◆ **EXERCISE INSTRUCTIONS**
Lines that include the word "sensitive" are the ones to copy.

◆ **EXERCISE INPUT**
■ ■ ■ ■

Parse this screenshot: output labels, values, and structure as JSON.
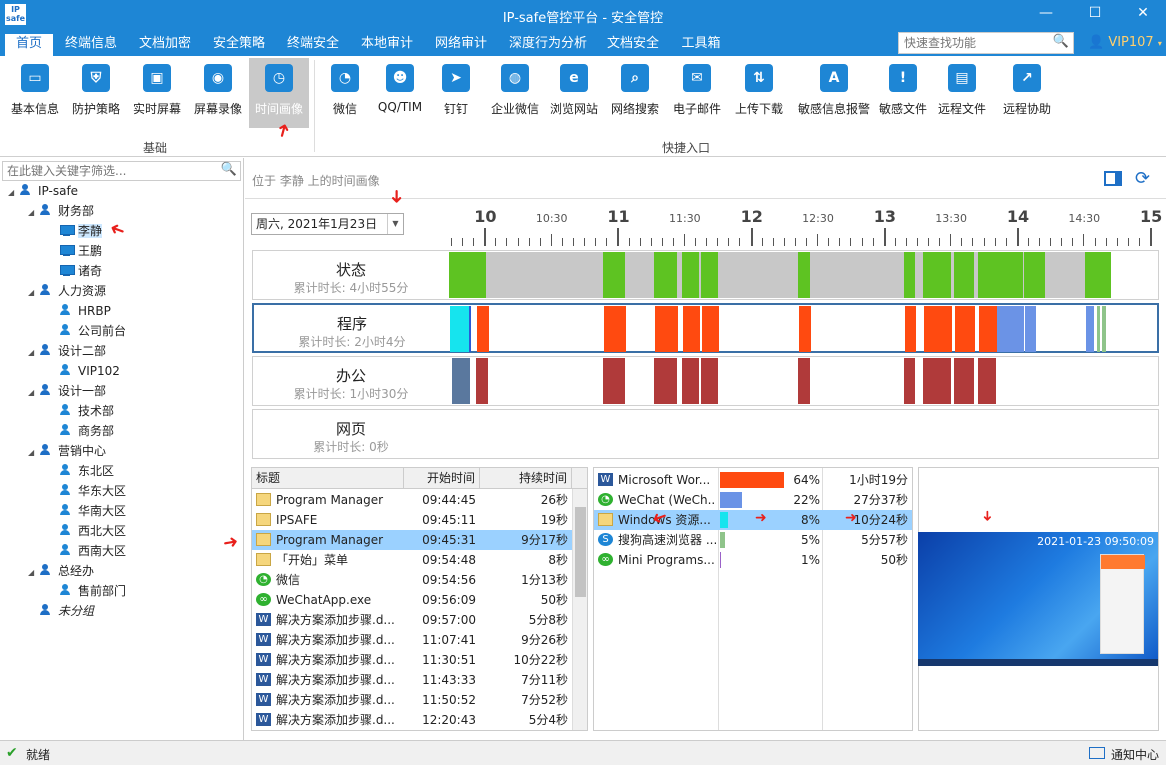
{
  "window": {
    "logo_text": "IP-safe",
    "title": "IP-safe管控平台 - 安全管控",
    "minimize": "—",
    "maximize": "☐",
    "close": "✕"
  },
  "menu": {
    "items": [
      "首页",
      "终端信息",
      "文档加密",
      "安全策略",
      "终端安全",
      "本地审计",
      "网络审计",
      "深度行为分析",
      "文档安全",
      "工具箱"
    ],
    "active": "首页"
  },
  "search": {
    "placeholder": "快速查找功能"
  },
  "user": {
    "label": "VIP107"
  },
  "ribbon": {
    "basic": [
      {
        "label": "基本信息",
        "icon": "monitor-info-icon",
        "color": "#1e86d5"
      },
      {
        "label": "防护策略",
        "icon": "shield-policy-icon",
        "color": "#1e86d5"
      },
      {
        "label": "实时屏幕",
        "icon": "live-screen-icon",
        "color": "#1e86d5"
      },
      {
        "label": "屏幕录像",
        "icon": "screen-record-icon",
        "color": "#1e86d5"
      },
      {
        "label": "时间画像",
        "icon": "clock-icon",
        "color": "#1e86d5"
      }
    ],
    "basic_group": "基础",
    "quick": [
      {
        "label": "微信",
        "icon": "wechat-icon",
        "color": "#1e86d5"
      },
      {
        "label": "QQ/TIM",
        "icon": "qq-icon",
        "color": "#1e86d5"
      },
      {
        "label": "钉钉",
        "icon": "dingtalk-icon",
        "color": "#1e86d5"
      },
      {
        "label": "企业微信",
        "icon": "wecom-icon",
        "color": "#1e86d5"
      },
      {
        "label": "浏览网站",
        "icon": "browser-icon",
        "color": "#1e86d5"
      },
      {
        "label": "网络搜索",
        "icon": "web-search-icon",
        "color": "#1e86d5"
      },
      {
        "label": "电子邮件",
        "icon": "email-icon",
        "color": "#1e86d5"
      },
      {
        "label": "上传下载",
        "icon": "upload-download-icon",
        "color": "#1e86d5"
      },
      {
        "label": "敏感信息报警",
        "icon": "sensitive-alert-icon",
        "color": "#1e86d5"
      },
      {
        "label": "敏感文件",
        "icon": "sensitive-file-icon",
        "color": "#1e86d5"
      },
      {
        "label": "远程文件",
        "icon": "remote-file-icon",
        "color": "#1e86d5"
      },
      {
        "label": "远程协助",
        "icon": "remote-assist-icon",
        "color": "#1e86d5"
      }
    ],
    "quick_group": "快捷入口"
  },
  "tree": {
    "filter_placeholder": "在此键入关键字筛选...",
    "nodes": [
      {
        "label": "IP-safe",
        "type": "group",
        "level": 0,
        "expanded": true
      },
      {
        "label": "财务部",
        "type": "group",
        "level": 1,
        "expanded": true
      },
      {
        "label": "李静",
        "type": "pc",
        "level": 2,
        "selected": true
      },
      {
        "label": "王鹏",
        "type": "pc",
        "level": 2
      },
      {
        "label": "诸奇",
        "type": "pc",
        "level": 2
      },
      {
        "label": "人力资源",
        "type": "group",
        "level": 1,
        "expanded": true
      },
      {
        "label": "HRBP",
        "type": "user",
        "level": 2
      },
      {
        "label": "公司前台",
        "type": "user",
        "level": 2
      },
      {
        "label": "设计二部",
        "type": "group",
        "level": 1,
        "expanded": true
      },
      {
        "label": "VIP102",
        "type": "user",
        "level": 2
      },
      {
        "label": "设计一部",
        "type": "group",
        "level": 1,
        "expanded": true
      },
      {
        "label": "技术部",
        "type": "user",
        "level": 2
      },
      {
        "label": "商务部",
        "type": "user",
        "level": 2
      },
      {
        "label": "营销中心",
        "type": "group",
        "level": 1,
        "expanded": true
      },
      {
        "label": "东北区",
        "type": "user",
        "level": 2
      },
      {
        "label": "华东大区",
        "type": "user",
        "level": 2
      },
      {
        "label": "华南大区",
        "type": "user",
        "level": 2
      },
      {
        "label": "西北大区",
        "type": "user",
        "level": 2
      },
      {
        "label": "西南大区",
        "type": "user",
        "level": 2
      },
      {
        "label": "总经办",
        "type": "group",
        "level": 1,
        "expanded": true
      },
      {
        "label": "售前部门",
        "type": "user",
        "level": 2
      },
      {
        "label": "未分组",
        "type": "group",
        "level": 1,
        "italic": true
      }
    ]
  },
  "location": "位于 李静 上的时间画像",
  "date": {
    "value": "周六, 2021年1月23日",
    "dropdown": "▼"
  },
  "timeline": {
    "start_hour": 9.72,
    "end_hour": 15.0,
    "major_labels": [
      "10",
      "11",
      "12",
      "13",
      "14",
      "15"
    ],
    "minor_labels": [
      "10:30",
      "11:30",
      "12:30",
      "13:30",
      "14:30"
    ],
    "rows": [
      {
        "name": "状态",
        "duration": "累计时长: 4小时55分",
        "selected": false,
        "segments": [
          {
            "start": 9.72,
            "end": 10.0,
            "color": "#5ec322"
          },
          {
            "start": 10.0,
            "end": 10.88,
            "color": "#c8c8c8"
          },
          {
            "start": 10.88,
            "end": 11.04,
            "color": "#5ec322"
          },
          {
            "start": 11.04,
            "end": 11.26,
            "color": "#c8c8c8"
          },
          {
            "start": 11.26,
            "end": 11.43,
            "color": "#5ec322"
          },
          {
            "start": 11.43,
            "end": 11.47,
            "color": "#c8c8c8"
          },
          {
            "start": 11.47,
            "end": 11.6,
            "color": "#5ec322"
          },
          {
            "start": 11.6,
            "end": 11.61,
            "color": "#c8c8c8"
          },
          {
            "start": 11.61,
            "end": 11.74,
            "color": "#5ec322"
          },
          {
            "start": 11.74,
            "end": 12.34,
            "color": "#c8c8c8"
          },
          {
            "start": 12.34,
            "end": 12.43,
            "color": "#5ec322"
          },
          {
            "start": 12.43,
            "end": 13.14,
            "color": "#c8c8c8"
          },
          {
            "start": 13.14,
            "end": 13.22,
            "color": "#5ec322"
          },
          {
            "start": 13.22,
            "end": 13.28,
            "color": "#c8c8c8"
          },
          {
            "start": 13.28,
            "end": 13.49,
            "color": "#5ec322"
          },
          {
            "start": 13.49,
            "end": 13.51,
            "color": "#c8c8c8"
          },
          {
            "start": 13.51,
            "end": 13.66,
            "color": "#5ec322"
          },
          {
            "start": 13.66,
            "end": 13.69,
            "color": "#c8c8c8"
          },
          {
            "start": 13.69,
            "end": 14.03,
            "color": "#5ec322"
          },
          {
            "start": 14.03,
            "end": 14.04,
            "color": "#c8c8c8"
          },
          {
            "start": 14.04,
            "end": 14.2,
            "color": "#5ec322"
          },
          {
            "start": 14.2,
            "end": 14.5,
            "color": "#c8c8c8"
          },
          {
            "start": 14.5,
            "end": 14.69,
            "color": "#5ec322"
          }
        ]
      },
      {
        "name": "程序",
        "duration": "累计时长: 2小时4分",
        "selected": true,
        "segments": [
          {
            "start": 9.72,
            "end": 9.86,
            "color": "#16e4ee"
          },
          {
            "start": 9.86,
            "end": 9.88,
            "color": "#2a5bd7"
          },
          {
            "start": 9.92,
            "end": 10.01,
            "color": "#ff4a10"
          },
          {
            "start": 10.88,
            "end": 11.04,
            "color": "#ff4a10"
          },
          {
            "start": 11.26,
            "end": 11.43,
            "color": "#ff4a10"
          },
          {
            "start": 11.47,
            "end": 11.6,
            "color": "#ff4a10"
          },
          {
            "start": 11.61,
            "end": 11.74,
            "color": "#ff4a10"
          },
          {
            "start": 12.34,
            "end": 12.43,
            "color": "#ff4a10"
          },
          {
            "start": 13.14,
            "end": 13.22,
            "color": "#ff4a10"
          },
          {
            "start": 13.28,
            "end": 13.49,
            "color": "#ff4a10"
          },
          {
            "start": 13.51,
            "end": 13.66,
            "color": "#ff4a10"
          },
          {
            "start": 13.69,
            "end": 13.83,
            "color": "#ff4a10"
          },
          {
            "start": 13.83,
            "end": 14.03,
            "color": "#6b93e6"
          },
          {
            "start": 14.04,
            "end": 14.12,
            "color": "#6b93e6"
          },
          {
            "start": 14.5,
            "end": 14.56,
            "color": "#6b93e6"
          },
          {
            "start": 14.58,
            "end": 14.6,
            "color": "#8fc48a"
          },
          {
            "start": 14.62,
            "end": 14.65,
            "color": "#8fc48a"
          }
        ]
      },
      {
        "name": "办公",
        "duration": "累计时长: 1小时30分",
        "selected": false,
        "segments": [
          {
            "start": 9.74,
            "end": 9.88,
            "color": "#5a789e"
          },
          {
            "start": 9.92,
            "end": 10.01,
            "color": "#b03a3a"
          },
          {
            "start": 10.88,
            "end": 11.04,
            "color": "#b03a3a"
          },
          {
            "start": 11.26,
            "end": 11.43,
            "color": "#b03a3a"
          },
          {
            "start": 11.47,
            "end": 11.6,
            "color": "#b03a3a"
          },
          {
            "start": 11.61,
            "end": 11.74,
            "color": "#b03a3a"
          },
          {
            "start": 12.34,
            "end": 12.43,
            "color": "#b03a3a"
          },
          {
            "start": 13.14,
            "end": 13.22,
            "color": "#b03a3a"
          },
          {
            "start": 13.28,
            "end": 13.49,
            "color": "#b03a3a"
          },
          {
            "start": 13.51,
            "end": 13.66,
            "color": "#b03a3a"
          },
          {
            "start": 13.69,
            "end": 13.83,
            "color": "#b03a3a"
          }
        ]
      },
      {
        "name": "网页",
        "duration": "累计时长: 0秒",
        "selected": false,
        "segments": []
      }
    ]
  },
  "events": {
    "headers": [
      "标题",
      "开始时间",
      "持续时间"
    ],
    "rows": [
      {
        "icon": "folder",
        "title": "Program Manager",
        "start": "09:44:45",
        "dur": "26秒"
      },
      {
        "icon": "folder",
        "title": "IPSAFE",
        "start": "09:45:11",
        "dur": "19秒"
      },
      {
        "icon": "folder",
        "title": "Program Manager",
        "start": "09:45:31",
        "dur": "9分17秒",
        "selected": true
      },
      {
        "icon": "folder",
        "title": "「开始」菜单",
        "start": "09:54:48",
        "dur": "8秒"
      },
      {
        "icon": "wechat",
        "title": "微信",
        "start": "09:54:56",
        "dur": "1分13秒"
      },
      {
        "icon": "miniapp",
        "title": "WeChatApp.exe",
        "start": "09:56:09",
        "dur": "50秒"
      },
      {
        "icon": "word",
        "title": "解决方案添加步骤.d...",
        "start": "09:57:00",
        "dur": "5分8秒"
      },
      {
        "icon": "word",
        "title": "解决方案添加步骤.d...",
        "start": "11:07:41",
        "dur": "9分26秒"
      },
      {
        "icon": "word",
        "title": "解决方案添加步骤.d...",
        "start": "11:30:51",
        "dur": "10分22秒"
      },
      {
        "icon": "word",
        "title": "解决方案添加步骤.d...",
        "start": "11:43:33",
        "dur": "7分11秒"
      },
      {
        "icon": "word",
        "title": "解决方案添加步骤.d...",
        "start": "11:50:52",
        "dur": "7分52秒"
      },
      {
        "icon": "word",
        "title": "解决方案添加步骤.d...",
        "start": "12:20:43",
        "dur": "5分4秒"
      }
    ]
  },
  "apps": {
    "rows": [
      {
        "icon": "word",
        "name": "Microsoft Wor...",
        "pct": "64%",
        "pct_value": 64,
        "time": "1小时19分",
        "bar_color": "#ff4a10"
      },
      {
        "icon": "wechat",
        "name": "WeChat (WeCh...",
        "pct": "22%",
        "pct_value": 22,
        "time": "27分37秒",
        "bar_color": "#6b93e6"
      },
      {
        "icon": "folder",
        "name": "Windows 资源...",
        "pct": "8%",
        "pct_value": 8,
        "time": "10分24秒",
        "bar_color": "#16e4ee",
        "selected": true
      },
      {
        "icon": "sogou",
        "name": "搜狗高速浏览器 ...",
        "pct": "5%",
        "pct_value": 5,
        "time": "5分57秒",
        "bar_color": "#8fc48a"
      },
      {
        "icon": "miniapp",
        "name": "Mini Programs...",
        "pct": "1%",
        "pct_value": 1,
        "time": "50秒",
        "bar_color": "#9a62c8"
      }
    ]
  },
  "screenshot": {
    "timestamp": "2021-01-23 09:50:09"
  },
  "status": {
    "text": "就绪",
    "ok_icon": "✔",
    "notify": "通知中心"
  },
  "colors": {
    "accent": "#1e86d5",
    "selection": "#9bd1ff",
    "annotation": "#e8201c"
  }
}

■ ■ ■ ■

◆ **RESPONSE**
        "icon": "sensitive-alert-icon",
        "icon": "sensitive-file-icon",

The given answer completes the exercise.